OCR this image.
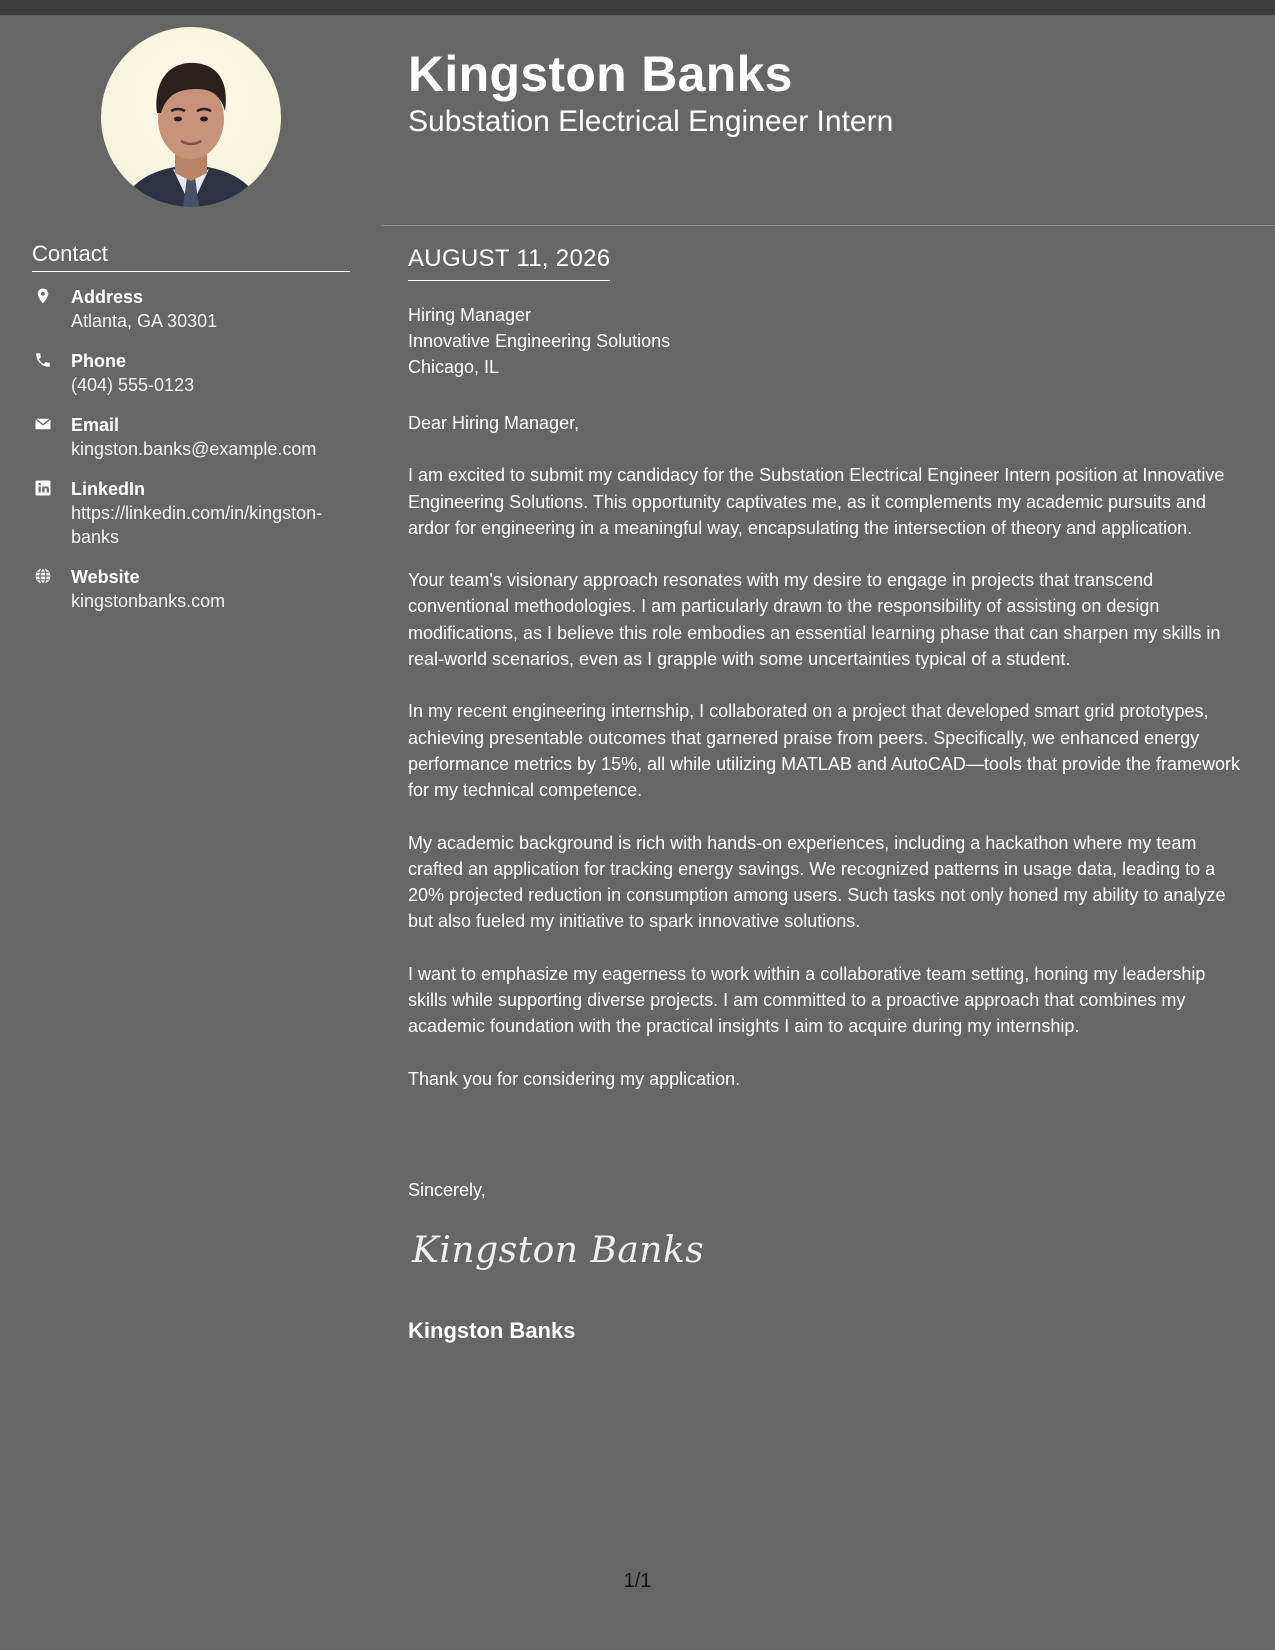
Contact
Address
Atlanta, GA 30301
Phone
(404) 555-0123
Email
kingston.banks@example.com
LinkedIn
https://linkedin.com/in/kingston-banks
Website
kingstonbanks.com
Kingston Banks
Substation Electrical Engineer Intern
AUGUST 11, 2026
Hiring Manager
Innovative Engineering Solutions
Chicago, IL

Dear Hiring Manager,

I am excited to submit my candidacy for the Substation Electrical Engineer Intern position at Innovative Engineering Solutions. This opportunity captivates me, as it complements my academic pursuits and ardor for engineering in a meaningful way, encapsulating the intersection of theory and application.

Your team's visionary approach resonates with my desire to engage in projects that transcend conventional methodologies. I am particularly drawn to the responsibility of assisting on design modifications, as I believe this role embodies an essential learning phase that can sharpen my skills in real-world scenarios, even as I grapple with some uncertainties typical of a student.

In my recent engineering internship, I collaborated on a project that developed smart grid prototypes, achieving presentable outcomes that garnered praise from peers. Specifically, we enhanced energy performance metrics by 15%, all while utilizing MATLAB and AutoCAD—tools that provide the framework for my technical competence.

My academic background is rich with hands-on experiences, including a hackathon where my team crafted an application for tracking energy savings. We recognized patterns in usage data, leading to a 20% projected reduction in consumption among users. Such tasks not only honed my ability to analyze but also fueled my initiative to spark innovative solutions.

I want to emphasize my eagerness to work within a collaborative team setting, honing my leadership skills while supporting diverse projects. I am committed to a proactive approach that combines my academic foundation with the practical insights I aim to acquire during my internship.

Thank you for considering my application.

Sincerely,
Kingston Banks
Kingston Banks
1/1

· · · ·

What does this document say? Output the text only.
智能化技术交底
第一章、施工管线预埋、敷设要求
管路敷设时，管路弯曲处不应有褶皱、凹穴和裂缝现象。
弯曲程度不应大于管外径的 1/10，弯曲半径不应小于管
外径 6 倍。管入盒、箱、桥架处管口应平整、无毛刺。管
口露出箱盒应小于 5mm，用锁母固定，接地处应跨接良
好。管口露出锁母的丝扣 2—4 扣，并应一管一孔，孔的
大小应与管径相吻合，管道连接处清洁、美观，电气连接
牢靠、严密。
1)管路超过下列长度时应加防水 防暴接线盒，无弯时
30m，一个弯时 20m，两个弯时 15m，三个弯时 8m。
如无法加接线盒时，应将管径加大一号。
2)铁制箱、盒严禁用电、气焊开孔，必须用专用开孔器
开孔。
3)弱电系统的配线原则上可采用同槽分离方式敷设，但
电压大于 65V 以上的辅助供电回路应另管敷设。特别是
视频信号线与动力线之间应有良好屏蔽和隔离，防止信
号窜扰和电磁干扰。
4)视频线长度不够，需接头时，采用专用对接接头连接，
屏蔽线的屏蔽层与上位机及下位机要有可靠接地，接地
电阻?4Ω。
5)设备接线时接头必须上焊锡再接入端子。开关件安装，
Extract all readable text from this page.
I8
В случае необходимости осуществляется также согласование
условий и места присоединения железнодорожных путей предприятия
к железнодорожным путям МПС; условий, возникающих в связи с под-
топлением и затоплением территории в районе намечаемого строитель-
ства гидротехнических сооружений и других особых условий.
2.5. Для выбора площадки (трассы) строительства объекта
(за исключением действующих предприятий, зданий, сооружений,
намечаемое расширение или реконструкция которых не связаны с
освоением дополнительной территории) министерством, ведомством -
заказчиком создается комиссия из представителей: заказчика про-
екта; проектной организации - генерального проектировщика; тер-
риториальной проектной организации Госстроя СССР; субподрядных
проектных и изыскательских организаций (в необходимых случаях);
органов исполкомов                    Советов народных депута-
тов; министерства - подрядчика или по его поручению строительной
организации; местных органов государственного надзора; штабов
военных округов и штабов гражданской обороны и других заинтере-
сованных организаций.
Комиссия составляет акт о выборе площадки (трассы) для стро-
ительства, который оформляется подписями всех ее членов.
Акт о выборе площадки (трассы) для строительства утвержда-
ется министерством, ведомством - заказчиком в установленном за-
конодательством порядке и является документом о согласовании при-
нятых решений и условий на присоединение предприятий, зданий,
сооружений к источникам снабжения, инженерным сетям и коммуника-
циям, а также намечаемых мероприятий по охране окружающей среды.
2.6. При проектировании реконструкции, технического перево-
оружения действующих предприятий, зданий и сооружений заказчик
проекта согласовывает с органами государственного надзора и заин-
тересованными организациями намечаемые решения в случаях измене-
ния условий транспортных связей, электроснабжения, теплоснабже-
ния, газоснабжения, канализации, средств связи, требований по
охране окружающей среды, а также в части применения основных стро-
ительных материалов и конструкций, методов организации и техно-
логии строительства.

· · · ·

Set problem:
Working from the entries above, return all lines that contain "with".

Answer to the problem:
Your team's visionary approach resonates with my desire to engage in projects that transcend conventional methodologies. I am particularly drawn to the responsibility of assisting on design modifications, as I believe this role embodies an essential learning phase that can sharpen my skills in real-world scenarios, even as I grapple with some uncertainties typical of a student.
My academic background is rich with hands-on experiences, including a hackathon where my team crafted an application for tracking energy savings. We recognized patterns in usage data, leading to a 20% projected reduction in consumption among users. Such tasks not only honed my ability to analyze but also fueled my initiative to spark innovative solutions.
I want to emphasize my eagerness to work within a collaborative team setting, honing my leadership skills while supporting diverse projects. I am committed to a proactive approach that combines my academic foundation with the practical insights I aim to acquire during my internship.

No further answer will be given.